■ **Your goal**: For each line of the data below that holds "bahwa", copy the line.

■ **Raw records**:
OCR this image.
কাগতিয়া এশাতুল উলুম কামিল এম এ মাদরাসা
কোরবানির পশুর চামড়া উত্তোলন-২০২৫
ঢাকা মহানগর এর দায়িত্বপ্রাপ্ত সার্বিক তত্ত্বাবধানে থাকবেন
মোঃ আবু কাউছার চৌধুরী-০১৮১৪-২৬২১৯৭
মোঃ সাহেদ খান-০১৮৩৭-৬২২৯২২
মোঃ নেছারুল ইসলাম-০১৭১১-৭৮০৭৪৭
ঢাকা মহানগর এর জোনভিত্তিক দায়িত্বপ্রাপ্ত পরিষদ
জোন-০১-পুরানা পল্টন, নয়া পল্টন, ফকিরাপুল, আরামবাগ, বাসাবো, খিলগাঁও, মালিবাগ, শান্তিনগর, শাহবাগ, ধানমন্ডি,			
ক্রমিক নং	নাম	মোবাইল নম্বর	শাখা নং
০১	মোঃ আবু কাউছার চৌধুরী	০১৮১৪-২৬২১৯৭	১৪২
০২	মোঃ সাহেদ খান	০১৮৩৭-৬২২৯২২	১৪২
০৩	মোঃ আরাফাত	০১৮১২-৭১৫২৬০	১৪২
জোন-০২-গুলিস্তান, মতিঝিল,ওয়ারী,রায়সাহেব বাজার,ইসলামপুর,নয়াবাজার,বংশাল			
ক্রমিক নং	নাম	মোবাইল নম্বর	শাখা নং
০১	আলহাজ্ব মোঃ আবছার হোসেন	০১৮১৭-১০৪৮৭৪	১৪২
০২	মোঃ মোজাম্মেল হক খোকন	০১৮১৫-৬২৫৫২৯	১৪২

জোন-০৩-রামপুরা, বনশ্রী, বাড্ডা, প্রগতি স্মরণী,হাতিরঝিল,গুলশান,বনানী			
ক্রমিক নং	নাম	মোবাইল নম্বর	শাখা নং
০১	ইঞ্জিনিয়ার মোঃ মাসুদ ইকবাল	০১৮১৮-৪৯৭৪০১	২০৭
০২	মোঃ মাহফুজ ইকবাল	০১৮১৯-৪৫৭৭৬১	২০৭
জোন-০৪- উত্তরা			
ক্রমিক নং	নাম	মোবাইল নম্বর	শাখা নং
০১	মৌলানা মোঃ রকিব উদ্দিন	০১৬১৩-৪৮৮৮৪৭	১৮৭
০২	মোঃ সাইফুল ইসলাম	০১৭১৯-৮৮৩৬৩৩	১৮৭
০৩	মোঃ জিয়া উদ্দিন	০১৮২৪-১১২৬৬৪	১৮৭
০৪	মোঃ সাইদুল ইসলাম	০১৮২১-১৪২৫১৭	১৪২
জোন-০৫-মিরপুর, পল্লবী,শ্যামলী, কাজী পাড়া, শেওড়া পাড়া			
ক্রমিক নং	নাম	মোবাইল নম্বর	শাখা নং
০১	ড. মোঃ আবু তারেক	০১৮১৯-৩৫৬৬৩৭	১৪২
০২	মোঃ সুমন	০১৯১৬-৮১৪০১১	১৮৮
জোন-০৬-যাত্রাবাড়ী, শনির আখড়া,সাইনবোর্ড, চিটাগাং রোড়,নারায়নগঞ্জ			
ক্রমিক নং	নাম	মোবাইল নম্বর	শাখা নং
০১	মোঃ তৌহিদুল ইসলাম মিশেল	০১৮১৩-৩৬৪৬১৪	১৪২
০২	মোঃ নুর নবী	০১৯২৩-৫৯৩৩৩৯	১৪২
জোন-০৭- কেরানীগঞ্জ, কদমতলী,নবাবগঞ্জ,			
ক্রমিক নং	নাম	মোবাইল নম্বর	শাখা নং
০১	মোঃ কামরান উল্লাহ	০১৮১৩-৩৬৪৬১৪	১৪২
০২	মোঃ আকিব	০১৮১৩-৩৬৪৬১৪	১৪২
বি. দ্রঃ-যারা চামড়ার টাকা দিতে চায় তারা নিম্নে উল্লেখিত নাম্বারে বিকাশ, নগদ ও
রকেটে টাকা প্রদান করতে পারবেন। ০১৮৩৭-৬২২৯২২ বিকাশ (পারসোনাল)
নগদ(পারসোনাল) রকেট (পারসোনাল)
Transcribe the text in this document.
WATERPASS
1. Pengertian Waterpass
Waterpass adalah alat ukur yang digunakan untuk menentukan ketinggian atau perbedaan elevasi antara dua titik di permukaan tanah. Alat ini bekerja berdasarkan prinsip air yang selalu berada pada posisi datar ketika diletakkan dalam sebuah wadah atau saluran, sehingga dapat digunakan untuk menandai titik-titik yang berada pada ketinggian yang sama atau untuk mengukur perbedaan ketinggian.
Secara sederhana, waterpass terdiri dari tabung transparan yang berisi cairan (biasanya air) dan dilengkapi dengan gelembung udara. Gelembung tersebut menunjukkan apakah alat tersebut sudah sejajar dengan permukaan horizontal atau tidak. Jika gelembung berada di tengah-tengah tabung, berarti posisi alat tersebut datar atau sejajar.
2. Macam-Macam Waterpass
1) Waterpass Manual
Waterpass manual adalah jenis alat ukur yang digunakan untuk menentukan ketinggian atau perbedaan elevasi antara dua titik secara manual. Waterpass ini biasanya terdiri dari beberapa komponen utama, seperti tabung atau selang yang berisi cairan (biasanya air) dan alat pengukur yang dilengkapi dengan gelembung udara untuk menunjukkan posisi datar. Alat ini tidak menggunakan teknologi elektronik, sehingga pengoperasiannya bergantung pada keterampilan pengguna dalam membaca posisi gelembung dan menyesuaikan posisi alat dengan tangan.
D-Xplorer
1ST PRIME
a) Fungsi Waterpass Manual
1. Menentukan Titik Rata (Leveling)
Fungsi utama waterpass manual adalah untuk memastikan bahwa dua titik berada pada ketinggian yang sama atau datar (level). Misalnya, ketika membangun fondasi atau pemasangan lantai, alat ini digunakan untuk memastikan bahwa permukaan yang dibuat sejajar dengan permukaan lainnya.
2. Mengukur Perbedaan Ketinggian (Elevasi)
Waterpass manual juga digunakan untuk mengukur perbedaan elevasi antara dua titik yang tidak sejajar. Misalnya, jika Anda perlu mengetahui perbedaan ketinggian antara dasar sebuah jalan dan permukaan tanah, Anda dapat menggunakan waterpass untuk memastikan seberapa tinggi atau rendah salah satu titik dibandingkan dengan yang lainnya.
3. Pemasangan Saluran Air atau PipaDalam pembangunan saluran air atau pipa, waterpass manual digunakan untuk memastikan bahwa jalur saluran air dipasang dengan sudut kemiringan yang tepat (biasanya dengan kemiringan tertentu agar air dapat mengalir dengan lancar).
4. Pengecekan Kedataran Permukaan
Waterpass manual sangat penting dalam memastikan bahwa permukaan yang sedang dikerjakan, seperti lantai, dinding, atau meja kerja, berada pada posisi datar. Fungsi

■ **Answer to the task**:
Fungsi utama waterpass manual adalah untuk memastikan bahwa dua titik berada pada ketinggian yang sama atau datar (level). Misalnya, ketika membangun fondasi atau pemasangan lantai, alat ini digunakan untuk memastikan bahwa permukaan yang dibuat sejajar dengan permukaan lainnya.
3. Pemasangan Saluran Air atau PipaDalam pembangunan saluran air atau pipa, waterpass manual digunakan untuk memastikan bahwa jalur saluran air dipasang dengan sudut kemiringan yang tepat (biasanya dengan kemiringan tertentu agar air dapat mengalir dengan lancar).
Waterpass manual sangat penting dalam memastikan bahwa permukaan yang sedang dikerjakan, seperti lantai, dinding, atau meja kerja, berada pada posisi datar. Fungsi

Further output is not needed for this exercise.